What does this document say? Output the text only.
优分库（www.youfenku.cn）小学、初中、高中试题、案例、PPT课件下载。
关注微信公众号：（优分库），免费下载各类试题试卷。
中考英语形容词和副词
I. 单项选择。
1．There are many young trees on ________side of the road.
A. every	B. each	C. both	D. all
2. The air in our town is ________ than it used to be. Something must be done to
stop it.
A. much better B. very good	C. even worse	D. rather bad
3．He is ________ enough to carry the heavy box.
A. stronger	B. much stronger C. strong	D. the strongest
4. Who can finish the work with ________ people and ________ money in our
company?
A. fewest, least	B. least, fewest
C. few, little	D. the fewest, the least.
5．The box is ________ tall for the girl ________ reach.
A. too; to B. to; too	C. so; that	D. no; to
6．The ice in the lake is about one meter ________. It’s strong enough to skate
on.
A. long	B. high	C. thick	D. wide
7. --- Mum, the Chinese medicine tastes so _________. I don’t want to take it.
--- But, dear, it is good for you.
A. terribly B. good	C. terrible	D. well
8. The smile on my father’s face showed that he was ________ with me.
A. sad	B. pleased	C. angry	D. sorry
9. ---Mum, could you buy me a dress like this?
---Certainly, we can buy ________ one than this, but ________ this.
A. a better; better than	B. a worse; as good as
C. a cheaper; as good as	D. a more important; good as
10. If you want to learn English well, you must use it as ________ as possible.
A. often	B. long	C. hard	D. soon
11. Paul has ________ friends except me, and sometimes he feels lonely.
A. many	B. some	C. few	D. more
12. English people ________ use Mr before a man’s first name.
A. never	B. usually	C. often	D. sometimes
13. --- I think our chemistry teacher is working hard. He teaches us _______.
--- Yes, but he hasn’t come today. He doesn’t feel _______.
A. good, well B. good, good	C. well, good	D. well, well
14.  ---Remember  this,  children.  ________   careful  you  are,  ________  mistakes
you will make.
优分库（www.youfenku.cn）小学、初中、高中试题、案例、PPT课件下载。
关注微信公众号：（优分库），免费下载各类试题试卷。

→ STATED EXERCISE
Your task is to list each line of the records with the word "English".

→ TASK ANSWER
10. If you want to learn English well, you must use it as ________ as possible.
12. English people ________ use Mr before a man’s first name.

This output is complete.